*What you will do*.
Copy out the data below verbatim.

*Information provided*.

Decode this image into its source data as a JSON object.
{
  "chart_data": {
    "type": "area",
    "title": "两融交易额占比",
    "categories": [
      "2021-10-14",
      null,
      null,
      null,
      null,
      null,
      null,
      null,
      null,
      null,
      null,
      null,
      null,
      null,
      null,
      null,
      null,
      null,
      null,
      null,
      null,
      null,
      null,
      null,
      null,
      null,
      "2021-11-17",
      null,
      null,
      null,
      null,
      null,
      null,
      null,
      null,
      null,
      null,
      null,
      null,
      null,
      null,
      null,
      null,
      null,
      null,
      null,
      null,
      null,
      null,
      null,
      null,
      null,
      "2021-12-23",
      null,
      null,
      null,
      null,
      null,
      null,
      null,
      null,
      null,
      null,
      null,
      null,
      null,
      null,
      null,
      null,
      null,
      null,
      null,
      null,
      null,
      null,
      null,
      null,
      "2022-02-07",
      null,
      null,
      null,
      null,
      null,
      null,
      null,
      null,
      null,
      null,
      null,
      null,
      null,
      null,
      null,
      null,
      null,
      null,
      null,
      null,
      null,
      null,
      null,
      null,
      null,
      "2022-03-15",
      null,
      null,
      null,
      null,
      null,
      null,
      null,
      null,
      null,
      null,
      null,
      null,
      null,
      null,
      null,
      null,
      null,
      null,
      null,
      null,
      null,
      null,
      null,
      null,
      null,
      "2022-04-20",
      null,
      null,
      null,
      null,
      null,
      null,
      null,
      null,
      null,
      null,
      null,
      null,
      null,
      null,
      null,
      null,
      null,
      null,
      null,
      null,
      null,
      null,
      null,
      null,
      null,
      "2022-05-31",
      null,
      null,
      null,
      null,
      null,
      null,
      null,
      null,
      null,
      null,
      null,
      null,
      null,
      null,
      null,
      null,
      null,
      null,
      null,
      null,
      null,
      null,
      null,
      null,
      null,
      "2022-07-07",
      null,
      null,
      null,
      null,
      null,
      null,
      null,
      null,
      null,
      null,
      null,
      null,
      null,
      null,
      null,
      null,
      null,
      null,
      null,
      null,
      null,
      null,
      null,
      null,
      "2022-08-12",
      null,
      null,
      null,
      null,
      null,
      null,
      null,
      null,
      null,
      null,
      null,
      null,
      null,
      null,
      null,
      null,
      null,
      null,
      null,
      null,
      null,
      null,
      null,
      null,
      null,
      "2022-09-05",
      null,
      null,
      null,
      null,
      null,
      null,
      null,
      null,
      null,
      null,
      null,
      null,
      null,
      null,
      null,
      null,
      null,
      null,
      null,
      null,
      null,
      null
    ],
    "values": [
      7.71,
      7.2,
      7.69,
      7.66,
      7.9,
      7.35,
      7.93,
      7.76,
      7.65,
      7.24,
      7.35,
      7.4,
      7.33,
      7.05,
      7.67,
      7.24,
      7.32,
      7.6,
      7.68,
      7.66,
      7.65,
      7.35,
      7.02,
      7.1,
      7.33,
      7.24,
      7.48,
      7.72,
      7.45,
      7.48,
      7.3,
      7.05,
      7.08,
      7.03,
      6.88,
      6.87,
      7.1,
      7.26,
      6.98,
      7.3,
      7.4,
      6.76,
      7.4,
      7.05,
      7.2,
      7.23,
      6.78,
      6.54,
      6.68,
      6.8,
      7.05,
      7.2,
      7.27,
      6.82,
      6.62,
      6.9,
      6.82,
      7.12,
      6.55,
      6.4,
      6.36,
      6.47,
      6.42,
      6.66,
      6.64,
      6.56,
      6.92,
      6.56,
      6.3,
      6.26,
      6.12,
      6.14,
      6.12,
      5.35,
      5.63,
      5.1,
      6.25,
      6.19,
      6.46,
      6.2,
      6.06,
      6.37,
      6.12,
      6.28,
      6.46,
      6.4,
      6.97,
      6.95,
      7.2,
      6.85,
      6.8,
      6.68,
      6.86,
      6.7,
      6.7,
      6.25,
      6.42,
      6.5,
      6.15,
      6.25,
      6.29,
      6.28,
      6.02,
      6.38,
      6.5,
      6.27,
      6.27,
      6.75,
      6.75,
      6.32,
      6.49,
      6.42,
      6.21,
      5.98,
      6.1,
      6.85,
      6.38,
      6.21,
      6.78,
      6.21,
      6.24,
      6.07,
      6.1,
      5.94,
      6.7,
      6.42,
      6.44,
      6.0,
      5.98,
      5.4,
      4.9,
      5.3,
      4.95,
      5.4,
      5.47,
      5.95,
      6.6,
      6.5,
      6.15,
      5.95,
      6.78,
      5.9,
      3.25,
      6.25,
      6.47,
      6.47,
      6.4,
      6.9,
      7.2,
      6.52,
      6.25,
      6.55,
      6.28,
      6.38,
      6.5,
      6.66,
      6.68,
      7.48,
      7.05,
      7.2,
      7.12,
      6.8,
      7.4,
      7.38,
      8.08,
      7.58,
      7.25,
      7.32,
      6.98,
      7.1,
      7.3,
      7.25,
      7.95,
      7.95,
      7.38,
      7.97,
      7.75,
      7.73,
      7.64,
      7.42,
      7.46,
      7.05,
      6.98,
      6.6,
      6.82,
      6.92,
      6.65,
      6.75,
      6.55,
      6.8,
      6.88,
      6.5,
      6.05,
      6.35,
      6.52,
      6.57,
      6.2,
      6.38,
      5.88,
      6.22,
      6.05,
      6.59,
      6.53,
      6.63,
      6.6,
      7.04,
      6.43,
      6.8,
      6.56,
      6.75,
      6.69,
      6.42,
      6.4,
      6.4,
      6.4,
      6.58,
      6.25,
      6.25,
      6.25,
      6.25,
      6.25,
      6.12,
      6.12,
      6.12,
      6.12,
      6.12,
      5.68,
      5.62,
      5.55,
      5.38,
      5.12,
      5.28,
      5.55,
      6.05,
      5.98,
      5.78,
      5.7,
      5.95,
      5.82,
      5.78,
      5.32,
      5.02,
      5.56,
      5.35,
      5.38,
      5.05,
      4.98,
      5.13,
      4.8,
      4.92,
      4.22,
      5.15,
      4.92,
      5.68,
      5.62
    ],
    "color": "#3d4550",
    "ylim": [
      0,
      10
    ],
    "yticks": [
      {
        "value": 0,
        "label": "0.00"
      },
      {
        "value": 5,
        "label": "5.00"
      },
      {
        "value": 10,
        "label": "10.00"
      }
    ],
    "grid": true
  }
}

*Solution to this exercise*.
Decode this image into its source data as a JSON object.
{
  "chart_data": {
    "type": "area",
    "title": "两融交易额占比",
    "categories": [
      "2021-10-14",
      null,
      null,
      null,
      null,
      null,
      null,
      null,
      null,
      null,
      null,
      null,
      null,
      null,
      null,
      null,
      null,
      null,
      null,
      null,
      null,
      null,
      null,
      null,
      null,
      null,
      "2021-11-17",
      null,
      null,
      null,
      null,
      null,
      null,
      null,
      null,
      null,
      null,
      null,
      null,
      null,
      null,
      null,
      null,
      null,
      null,
      null,
      null,
      null,
      null,
      null,
      null,
      null,
      "2021-12-23",
      null,
      null,
      null,
      null,
      null,
      null,
      null,
      null,
      null,
      null,
      null,
      null,
      null,
      null,
      null,
      null,
      null,
      null,
      null,
      null,
      null,
      null,
      null,
      null,
      "2022-02-07",
      null,
      null,
      null,
      null,
      null,
      null,
      null,
      null,
      null,
      null,
      null,
      null,
      null,
      null,
      null,
      null,
      null,
      null,
      null,
      null,
      null,
      null,
      null,
      null,
      null,
      "2022-03-15",
      null,
      null,
      null,
      null,
      null,
      null,
      null,
      null,
      null,
      null,
      null,
      null,
      null,
      null,
      null,
      null,
      null,
      null,
      null,
      null,
      null,
      null,
      null,
      null,
      null,
      "2022-04-20",
      null,
      null,
      null,
      null,
      null,
      null,
      null,
      null,
      null,
      null,
      null,
      null,
      null,
      null,
      null,
      null,
      null,
      null,
      null,
      null,
      null,
      null,
      null,
      null,
      null,
      "2022-05-31",
      null,
      null,
      null,
      null,
      null,
      null,
      null,
      null,
      null,
      null,
      null,
      null,
      null,
      null,
      null,
      null,
      null,
      null,
      null,
      null,
      null,
      null,
      null,
      null,
      null,
      "2022-07-07",
      null,
      null,
      null,
      null,
      null,
      null,
      null,
      null,
      null,
      null,
      null,
      null,
      null,
      null,
      null,
      null,
      null,
      null,
      null,
      null,
      null,
      null,
      null,
      null,
      "2022-08-12",
      null,
      null,
      null,
      null,
      null,
      null,
      null,
      null,
      null,
      null,
      null,
      null,
      null,
      null,
      null,
      null,
      null,
      null,
      null,
      null,
      null,
      null,
      null,
      null,
      null,
      "2022-09-05",
      null,
      null,
      null,
      null,
      null,
      null,
      null,
      null,
      null,
      null,
      null,
      null,
      null,
      null,
      null,
      null,
      null,
      null,
      null,
      null,
      null,
      null
    ],
    "values": [
      7.71,
      7.2,
      7.69,
      7.66,
      7.9,
      7.35,
      7.93,
      7.76,
      7.65,
      7.24,
      7.35,
      7.4,
      7.33,
      7.05,
      7.67,
      7.24,
      7.32,
      7.6,
      7.68,
      7.66,
      7.65,
      7.35,
      7.02,
      7.1,
      7.33,
      7.24,
      7.48,
      7.72,
      7.45,
      7.48,
      7.3,
      7.05,
      7.08,
      7.03,
      6.88,
      6.87,
      7.1,
      7.26,
      6.98,
      7.3,
      7.4,
      6.76,
      7.4,
      7.05,
      7.2,
      7.23,
      6.78,
      6.54,
      6.68,
      6.8,
      7.05,
      7.2,
      7.27,
      6.82,
      6.62,
      6.9,
      6.82,
      7.12,
      6.55,
      6.4,
      6.36,
      6.47,
      6.42,
      6.66,
      6.64,
      6.56,
      6.92,
      6.56,
      6.3,
      6.26,
      6.12,
      6.14,
      6.12,
      5.35,
      5.63,
      5.1,
      6.25,
      6.19,
      6.46,
      6.2,
      6.06,
      6.37,
      6.12,
      6.28,
      6.46,
      6.4,
      6.97,
      6.95,
      7.2,
      6.85,
      6.8,
      6.68,
      6.86,
      6.7,
      6.7,
      6.25,
      6.42,
      6.5,
      6.15,
      6.25,
      6.29,
      6.28,
      6.02,
      6.38,
      6.5,
      6.27,
      6.27,
      6.75,
      6.75,
      6.32,
      6.49,
      6.42,
      6.21,
      5.98,
      6.1,
      6.85,
      6.38,
      6.21,
      6.78,
      6.21,
      6.24,
      6.07,
      6.1,
      5.94,
      6.7,
      6.42,
      6.44,
      6.0,
      5.98,
      5.4,
      4.9,
      5.3,
      4.95,
      5.4,
      5.47,
      5.95,
      6.6,
      6.5,
      6.15,
      5.95,
      6.78,
      5.9,
      3.25,
      6.25,
      6.47,
      6.47,
      6.4,
      6.9,
      7.2,
      6.52,
      6.25,
      6.55,
      6.28,
      6.38,
      6.5,
      6.66,
      6.68,
      7.48,
      7.05,
      7.2,
      7.12,
      6.8,
      7.4,
      7.38,
      8.08,
      7.58,
      7.25,
      7.32,
      6.98,
      7.1,
      7.3,
      7.25,
      7.95,
      7.95,
      7.38,
      7.97,
      7.75,
      7.73,
      7.64,
      7.42,
      7.46,
      7.05,
      6.98,
      6.6,
      6.82,
      6.92,
      6.65,
      6.75,
      6.55,
      6.8,
      6.88,
      6.5,
      6.05,
      6.35,
      6.52,
      6.57,
      6.2,
      6.38,
      5.88,
      6.22,
      6.05,
      6.59,
      6.53,
      6.63,
      6.6,
      7.04,
      6.43,
      6.8,
      6.56,
      6.75,
      6.69,
      6.42,
      6.4,
      6.4,
      6.4,
      6.58,
      6.25,
      6.25,
      6.25,
      6.25,
      6.25,
      6.12,
      6.12,
      6.12,
      6.12,
      6.12,
      5.68,
      5.62,
      5.55,
      5.38,
      5.12,
      5.28,
      5.55,
      6.05,
      5.98,
      5.78,
      5.7,
      5.95,
      5.82,
      5.78,
      5.32,
      5.02,
      5.56,
      5.35,
      5.38,
      5.05,
      4.98,
      5.13,
      4.8,
      4.92,
      4.22,
      5.15,
      4.92,
      5.68,
      5.62
    ],
    "color": "#3d4550",
    "ylim": [
      0,
      10
    ],
    "yticks": [
      {
        "value": 0,
        "label": "0.00"
      },
      {
        "value": 5,
        "label": "5.00"
      },
      {
        "value": 10,
        "label": "10.00"
      }
    ],
    "grid": true
  }
}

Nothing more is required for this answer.